Exercise instructions = Reproduce the listing word for word, leaving every picture behind.

(Dataset items)

○ ○ ○ ○ ○

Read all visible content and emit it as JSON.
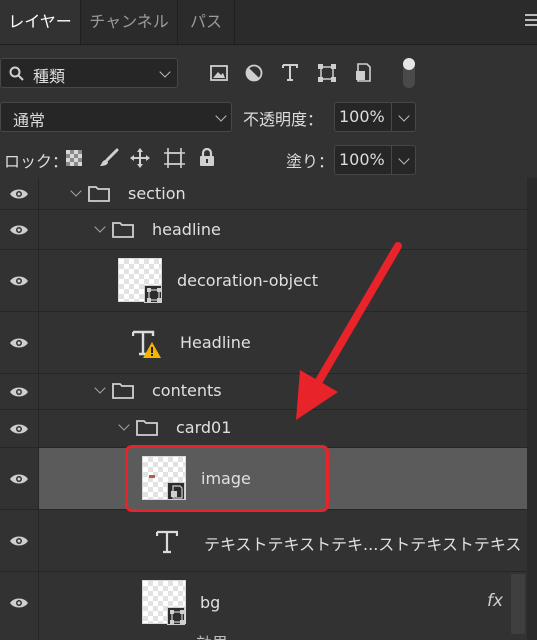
{
  "tabs": [
    {
      "label": "レイヤー",
      "active": true
    },
    {
      "label": "チャンネル",
      "active": false
    },
    {
      "label": "パス",
      "active": false
    }
  ],
  "filter": {
    "icon": "search-icon",
    "value": "種類",
    "tools": [
      "image-filter-icon",
      "adjustment-filter-icon",
      "type-filter-icon",
      "shape-filter-icon",
      "smart-object-filter-icon"
    ]
  },
  "blend": {
    "mode": "通常",
    "opacity_label": "不透明度：",
    "opacity_value": "100%"
  },
  "lock": {
    "label": "ロック：",
    "fill_label": "塗り：",
    "fill_value": "100%",
    "icons": [
      "lock-transparent-icon",
      "lock-paint-icon",
      "lock-position-icon",
      "lock-artboard-icon",
      "lock-all-icon"
    ]
  },
  "layers": [
    {
      "name": "section",
      "kind": "group"
    },
    {
      "name": "headline",
      "kind": "group"
    },
    {
      "name": "decoration-object",
      "kind": "smart-shape"
    },
    {
      "name": "Headline",
      "kind": "text-warning"
    },
    {
      "name": "contents",
      "kind": "group"
    },
    {
      "name": "card01",
      "kind": "group"
    },
    {
      "name": "image",
      "kind": "smart-object",
      "selected": true
    },
    {
      "name": "テキストテキストテキ...ストテキストテキス",
      "kind": "text"
    },
    {
      "name": "bg",
      "kind": "shape",
      "fx": "fx"
    },
    {
      "name": "効果",
      "kind": "effect"
    }
  ],
  "colors": {
    "selected_row": "#5b5b5b",
    "annotation": "#e8232a",
    "warning": "#f4b400"
  }
}
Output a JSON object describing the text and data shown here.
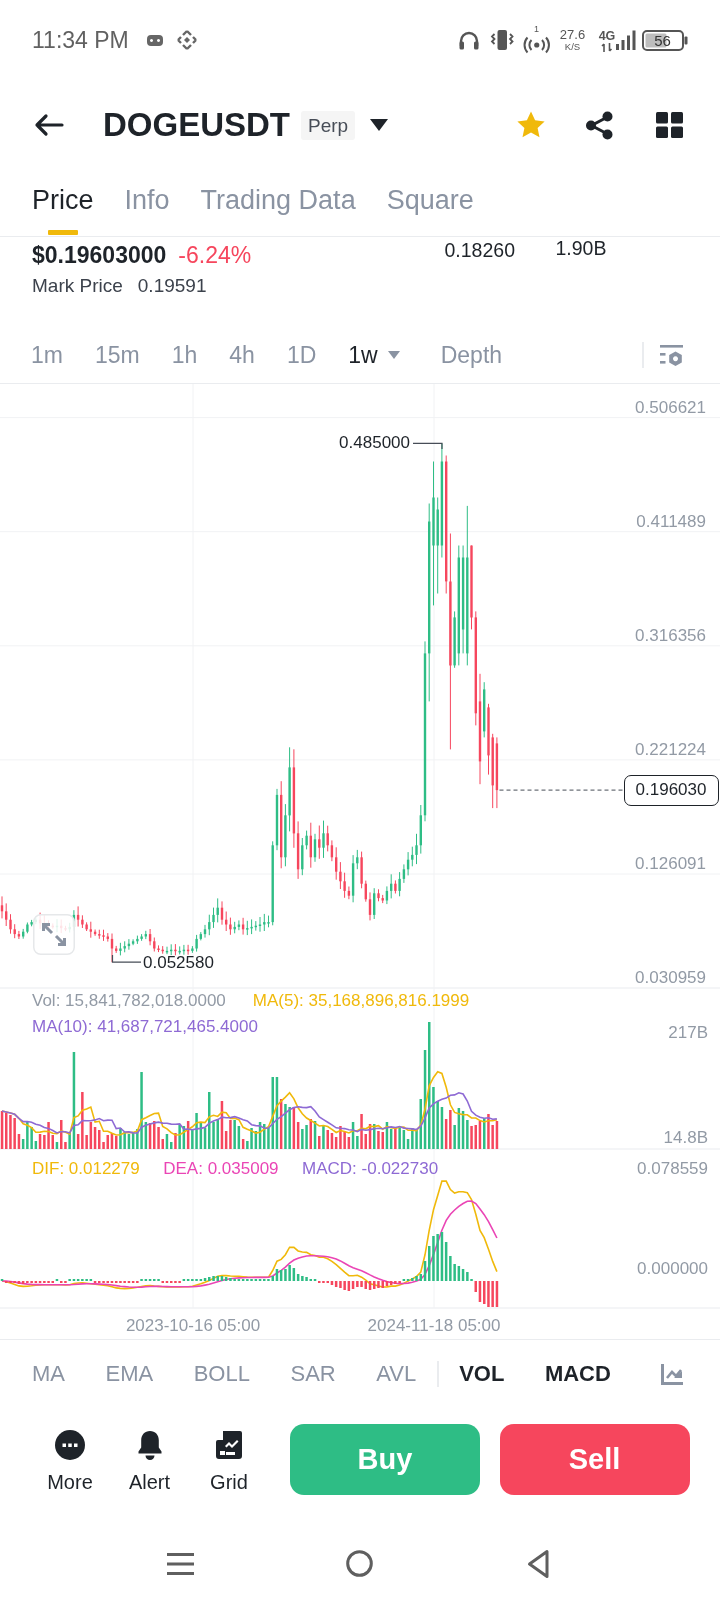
{
  "status_bar": {
    "time": "11:34 PM",
    "hotspot_count": "1",
    "speed": "27.6",
    "speed_unit": "K/S",
    "network": "4G",
    "battery": "56"
  },
  "header": {
    "symbol": "DOGEUSDT",
    "badge": "Perp"
  },
  "tabs": [
    {
      "label": "Price",
      "selected": true
    },
    {
      "label": "Info",
      "selected": false
    },
    {
      "label": "Trading Data",
      "selected": false
    },
    {
      "label": "Square",
      "selected": false
    }
  ],
  "ticker": {
    "last_price": "$0.19603000",
    "change": "-6.24%",
    "column_3": "0.18260",
    "column_4": "1.90B",
    "mark_price_label": "Mark Price",
    "mark_price": "0.19591"
  },
  "intervals": [
    {
      "label": "1m",
      "kind": "plain",
      "selected": false
    },
    {
      "label": "15m",
      "kind": "plain",
      "selected": false
    },
    {
      "label": "1h",
      "kind": "plain",
      "selected": false
    },
    {
      "label": "4h",
      "kind": "plain",
      "selected": false
    },
    {
      "label": "1D",
      "kind": "plain",
      "selected": false
    },
    {
      "label": "1w",
      "kind": "menu",
      "selected": true
    },
    {
      "label": "Depth",
      "kind": "plain",
      "selected": false
    }
  ],
  "chart": {
    "price_axis": [
      "0.506621",
      "0.411489",
      "0.316356",
      "0.221224",
      "0.126091",
      "0.030959"
    ],
    "high_marker": "0.485000",
    "low_marker": "0.052580",
    "last_price": "0.196030",
    "volume": {
      "legend": [
        {
          "text": "Vol: 15,841,782,018.0000",
          "color": "#929aa5"
        },
        {
          "text": "MA(5): 35,168,896,816.1999",
          "color": "#f0b90b"
        },
        {
          "text": "MA(10): 41,687,721,465.4000",
          "color": "#8e6ad4"
        }
      ],
      "axis": [
        "217B",
        "14.8B"
      ]
    },
    "macd": {
      "legend": [
        {
          "text": "DIF: 0.012279",
          "color": "#f0b90b"
        },
        {
          "text": "DEA: 0.035009",
          "color": "#ea45b5"
        },
        {
          "text": "MACD: -0.022730",
          "color": "#8e6ad4"
        }
      ],
      "axis": [
        "0.078559",
        "0.000000"
      ]
    },
    "time_axis": [
      "2023-10-16 05:00",
      "2024-11-18 05:00"
    ]
  },
  "indicators": {
    "main": [
      {
        "label": "MA",
        "selected": false
      },
      {
        "label": "EMA",
        "selected": false
      },
      {
        "label": "BOLL",
        "selected": false
      },
      {
        "label": "SAR",
        "selected": false
      },
      {
        "label": "AVL",
        "selected": false
      }
    ],
    "sub": [
      {
        "label": "VOL",
        "selected": true
      },
      {
        "label": "MACD",
        "selected": true
      }
    ]
  },
  "actions": [
    {
      "label": "More",
      "kind": "more"
    },
    {
      "label": "Alert",
      "kind": "alert"
    },
    {
      "label": "Grid",
      "kind": "grid"
    }
  ],
  "trade_buttons": [
    {
      "label": "Buy",
      "kind": "buy"
    },
    {
      "label": "Sell",
      "kind": "sell"
    }
  ]
}
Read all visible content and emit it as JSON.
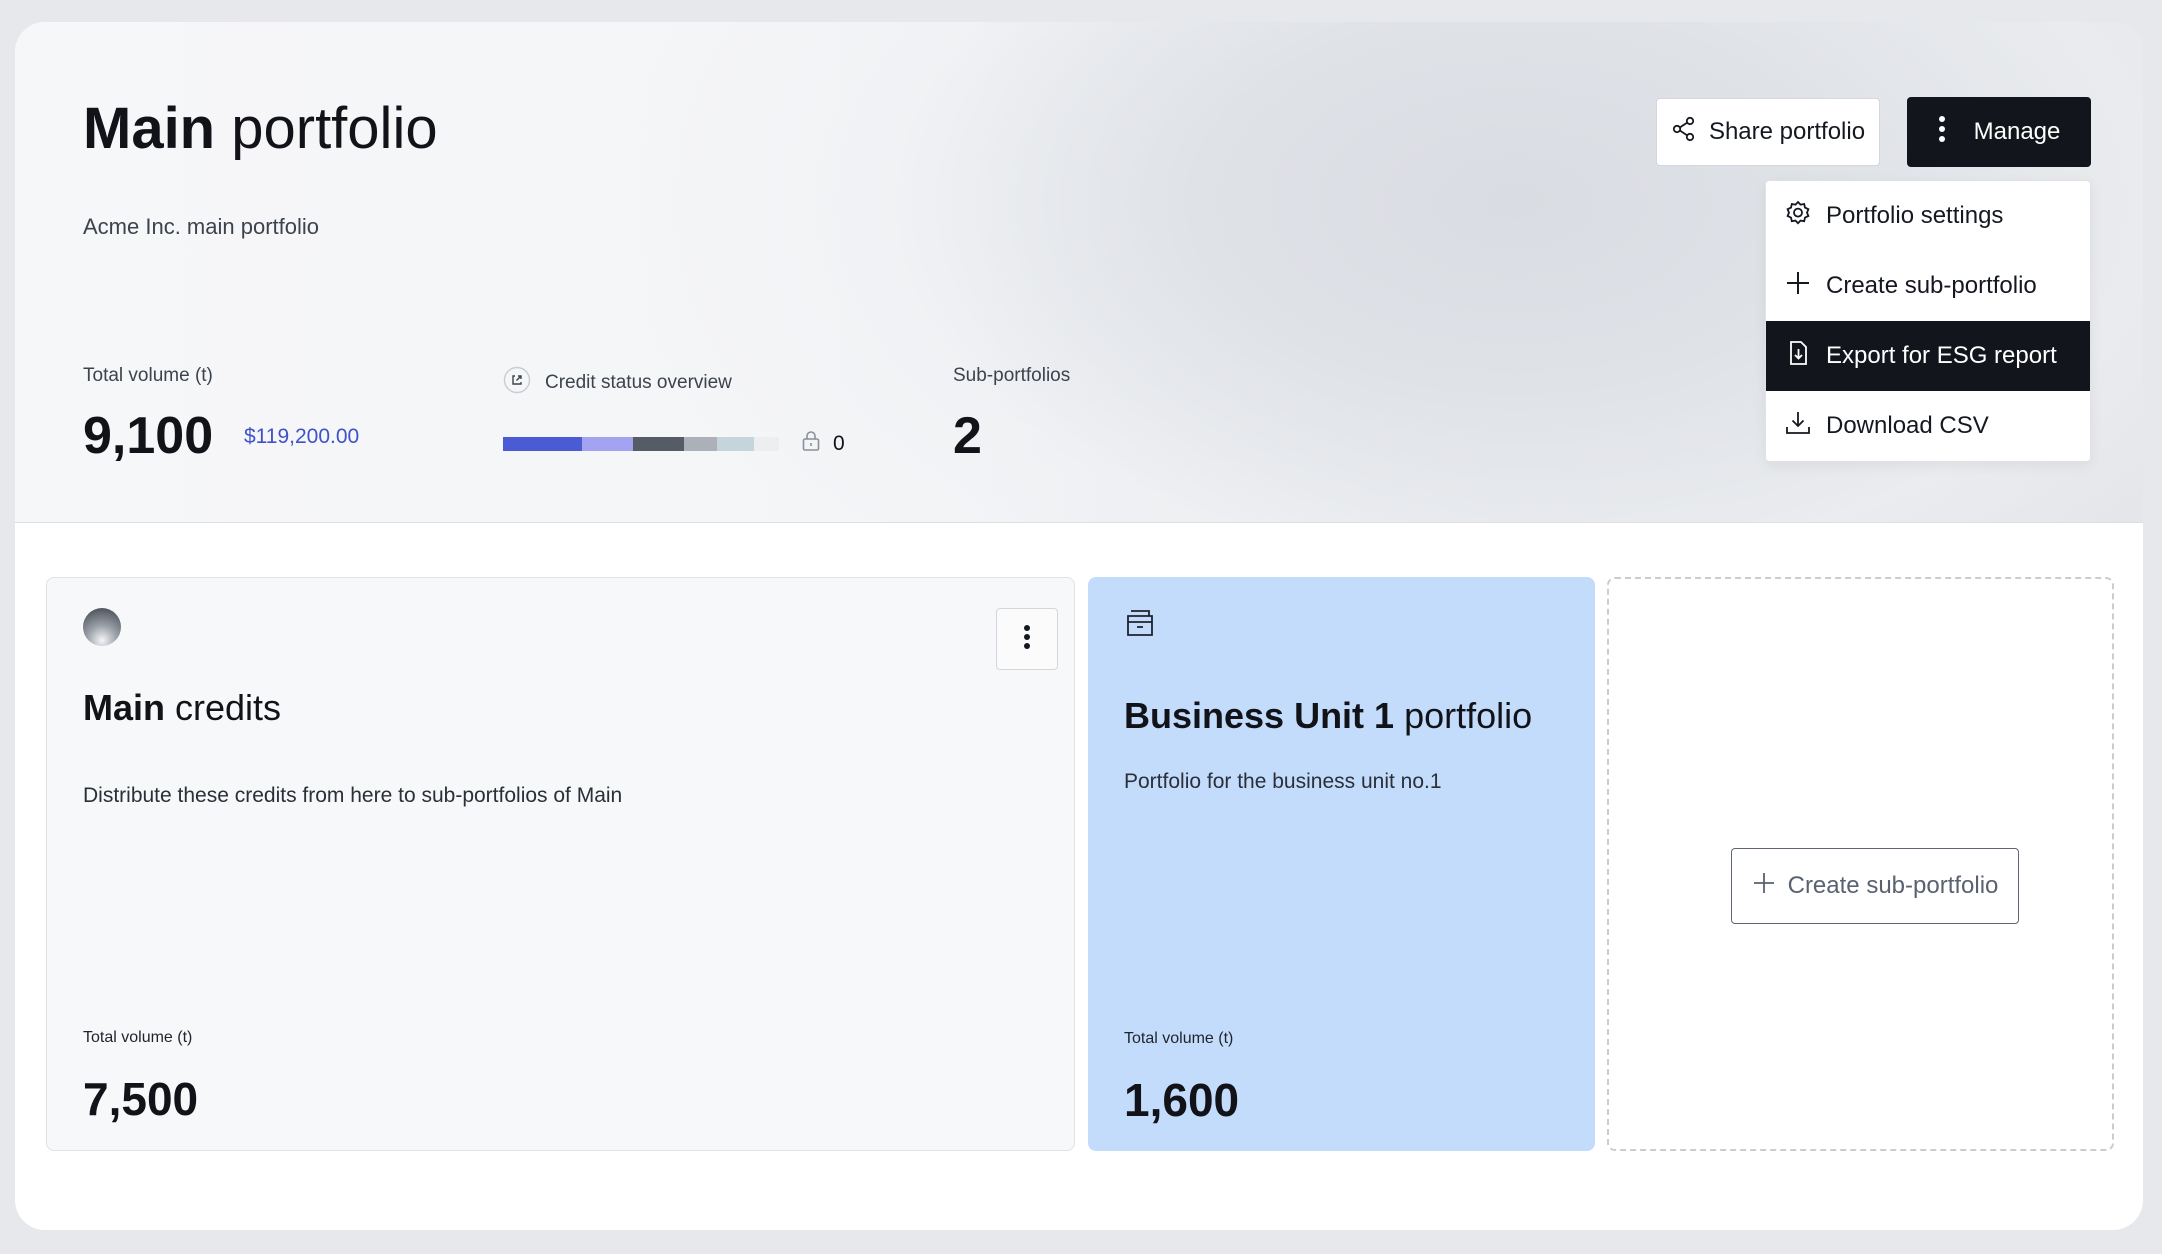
{
  "header": {
    "title_bold": "Main",
    "title_rest": " portfolio",
    "subtitle": "Acme Inc. main portfolio"
  },
  "actions": {
    "share_label": "Share portfolio",
    "manage_label": "Manage"
  },
  "manage_menu": {
    "items": [
      {
        "label": "Portfolio settings",
        "icon": "gear-icon"
      },
      {
        "label": "Create sub-portfolio",
        "icon": "plus-icon"
      },
      {
        "label": "Export for ESG report",
        "icon": "file-download-icon",
        "active": true
      },
      {
        "label": "Download CSV",
        "icon": "download-icon"
      }
    ]
  },
  "stats": {
    "total_volume_label": "Total volume (t)",
    "total_volume": "9,100",
    "total_value": "$119,200.00",
    "credit_status_label": "Credit status overview",
    "credit_status_segments": [
      {
        "share": 0.285,
        "color": "#4b5bd4"
      },
      {
        "share": 0.185,
        "color": "#a4a3f2"
      },
      {
        "share": 0.185,
        "color": "#555c66"
      },
      {
        "share": 0.12,
        "color": "#acb0b8"
      },
      {
        "share": 0.135,
        "color": "#c6d5dc"
      },
      {
        "share": 0.09,
        "color": "#eceef0"
      }
    ],
    "locked_count": "0",
    "sub_portfolios_label": "Sub-portfolios",
    "sub_portfolios_count": "2"
  },
  "cards": {
    "main": {
      "title_bold": "Main",
      "title_rest": " credits",
      "description": "Distribute these credits from here to sub-portfolios of Main",
      "volume_label": "Total volume (t)",
      "volume": "7,500"
    },
    "business_unit": {
      "title_bold": "Business Unit 1",
      "title_rest": " portfolio",
      "description": "Portfolio for the business unit no.1",
      "volume_label": "Total volume (t)",
      "volume": "1,600"
    },
    "add": {
      "button_label": "Create sub-portfolio"
    }
  },
  "colors": {
    "primary_dark": "#12151b",
    "accent_blue": "#3f52c8",
    "sub_card_bg": "#c4dcfc"
  }
}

○ ○ ○ ○ ○

Answer in full =
Read all visible content and emit it as JSON.
{
  "tabs": [
    {
      "label": "レイヤー",
      "active": true
    },
    {
      "label": "チャンネル",
      "active": false
    },
    {
      "label": "パス",
      "active": false
    }
  ],
  "filter": {
    "icon": "search-icon",
    "value": "種類",
    "tools": [
      "image-filter-icon",
      "adjustment-filter-icon",
      "type-filter-icon",
      "shape-filter-icon",
      "smart-object-filter-icon"
    ]
  },
  "blend": {
    "mode": "通常",
    "opacity_label": "不透明度：",
    "opacity_value": "100%"
  },
  "lock": {
    "label": "ロック：",
    "fill_label": "塗り：",
    "fill_value": "100%",
    "icons": [
      "lock-transparent-icon",
      "lock-paint-icon",
      "lock-position-icon",
      "lock-artboard-icon",
      "lock-all-icon"
    ]
  },
  "layers": [
    {
      "name": "section",
      "kind": "group"
    },
    {
      "name": "headline",
      "kind": "group"
    },
    {
      "name": "decoration-object",
      "kind": "smart-shape"
    },
    {
      "name": "Headline",
      "kind": "text-warning"
    },
    {
      "name": "contents",
      "kind": "group"
    },
    {
      "name": "card01",
      "kind": "group"
    },
    {
      "name": "image",
      "kind": "smart-object",
      "selected": true
    },
    {
      "name": "テキストテキストテキ...ストテキストテキス",
      "kind": "text"
    },
    {
      "name": "bg",
      "kind": "shape",
      "fx": "fx"
    },
    {
      "name": "効果",
      "kind": "effect"
    }
  ],
  "colors": {
    "selected_row": "#5b5b5b",
    "annotation": "#e8232a",
    "warning": "#f4b400"
  }
}
Output a JSON object describing the text and data shown here.
{
  "status_bar": {
    "time": "11:34 PM",
    "hotspot_count": "1",
    "speed": "27.6",
    "speed_unit": "K/S",
    "network": "4G",
    "battery": "56"
  },
  "header": {
    "symbol": "DOGEUSDT",
    "badge": "Perp"
  },
  "tabs": [
    {
      "label": "Price",
      "selected": true
    },
    {
      "label": "Info",
      "selected": false
    },
    {
      "label": "Trading Data",
      "selected": false
    },
    {
      "label": "Square",
      "selected": false
    }
  ],
  "ticker": {
    "last_price": "$0.19603000",
    "change": "-6.24%",
    "column_3": "0.18260",
    "column_4": "1.90B",
    "mark_price_label": "Mark Price",
    "mark_price": "0.19591"
  },
  "intervals": [
    {
      "label": "1m",
      "kind": "plain",
      "selected": false
    },
    {
      "label": "15m",
      "kind": "plain",
      "selected": false
    },
    {
      "label": "1h",
      "kind": "plain",
      "selected": false
    },
    {
      "label": "4h",
      "kind": "plain",
      "selected": false
    },
    {
      "label": "1D",
      "kind": "plain",
      "selected": false
    },
    {
      "label": "1w",
      "kind": "menu",
      "selected": true
    },
    {
      "label": "Depth",
      "kind": "plain",
      "selected": false
    }
  ],
  "chart": {
    "price_axis": [
      "0.506621",
      "0.411489",
      "0.316356",
      "0.221224",
      "0.126091",
      "0.030959"
    ],
    "high_marker": "0.485000",
    "low_marker": "0.052580",
    "last_price": "0.196030",
    "volume": {
      "legend": [
        {
          "text": "Vol: 15,841,782,018.0000",
          "color": "#929aa5"
        },
        {
          "text": "MA(5): 35,168,896,816.1999",
          "color": "#f0b90b"
        },
        {
          "text": "MA(10): 41,687,721,465.4000",
          "color": "#8e6ad4"
        }
      ],
      "axis": [
        "217B",
        "14.8B"
      ]
    },
    "macd": {
      "legend": [
        {
          "text": "DIF: 0.012279",
          "color": "#f0b90b"
        },
        {
          "text": "DEA: 0.035009",
          "color": "#ea45b5"
        },
        {
          "text": "MACD: -0.022730",
          "color": "#8e6ad4"
        }
      ],
      "axis": [
        "0.078559",
        "0.000000"
      ]
    },
    "time_axis": [
      "2023-10-16 05:00",
      "2024-11-18 05:00"
    ]
  },
  "indicators": {
    "main": [
      {
        "label": "MA",
        "selected": false
      },
      {
        "label": "EMA",
        "selected": false
      },
      {
        "label": "BOLL",
        "selected": false
      },
      {
        "label": "SAR",
        "selected": false
      },
      {
        "label": "AVL",
        "selected": false
      }
    ],
    "sub": [
      {
        "label": "VOL",
        "selected": true
      },
      {
        "label": "MACD",
        "selected": true
      }
    ]
  },
  "actions": [
    {
      "label": "More",
      "kind": "more"
    },
    {
      "label": "Alert",
      "kind": "alert"
    },
    {
      "label": "Grid",
      "kind": "grid"
    }
  ],
  "trade_buttons": [
    {
      "label": "Buy",
      "kind": "buy"
    },
    {
      "label": "Sell",
      "kind": "sell"
    }
  ]
}
Read all visible content and emit it as JSON.
{
  "header": {
    "title_bold": "Main",
    "title_rest": " portfolio",
    "subtitle": "Acme Inc. main portfolio"
  },
  "actions": {
    "share_label": "Share portfolio",
    "manage_label": "Manage"
  },
  "manage_menu": {
    "items": [
      {
        "label": "Portfolio settings",
        "icon": "gear-icon"
      },
      {
        "label": "Create sub-portfolio",
        "icon": "plus-icon"
      },
      {
        "label": "Export for ESG report",
        "icon": "file-download-icon",
        "active": true
      },
      {
        "label": "Download CSV",
        "icon": "download-icon"
      }
    ]
  },
  "stats": {
    "total_volume_label": "Total volume (t)",
    "total_volume": "9,100",
    "total_value": "$119,200.00",
    "credit_status_label": "Credit status overview",
    "credit_status_segments": [
      {
        "share": 0.285,
        "color": "#4b5bd4"
      },
      {
        "share": 0.185,
        "color": "#a4a3f2"
      },
      {
        "share": 0.185,
        "color": "#555c66"
      },
      {
        "share": 0.12,
        "color": "#acb0b8"
      },
      {
        "share": 0.135,
        "color": "#c6d5dc"
      },
      {
        "share": 0.09,
        "color": "#eceef0"
      }
    ],
    "locked_count": "0",
    "sub_portfolios_label": "Sub-portfolios",
    "sub_portfolios_count": "2"
  },
  "cards": {
    "main": {
      "title_bold": "Main",
      "title_rest": " credits",
      "description": "Distribute these credits from here to sub-portfolios of Main",
      "volume_label": "Total volume (t)",
      "volume": "7,500"
    },
    "business_unit": {
      "title_bold": "Business Unit 1",
      "title_rest": " portfolio",
      "description": "Portfolio for the business unit no.1",
      "volume_label": "Total volume (t)",
      "volume": "1,600"
    },
    "add": {
      "button_label": "Create sub-portfolio"
    }
  },
  "colors": {
    "primary_dark": "#12151b",
    "accent_blue": "#3f52c8",
    "sub_card_bg": "#c4dcfc"
  }
}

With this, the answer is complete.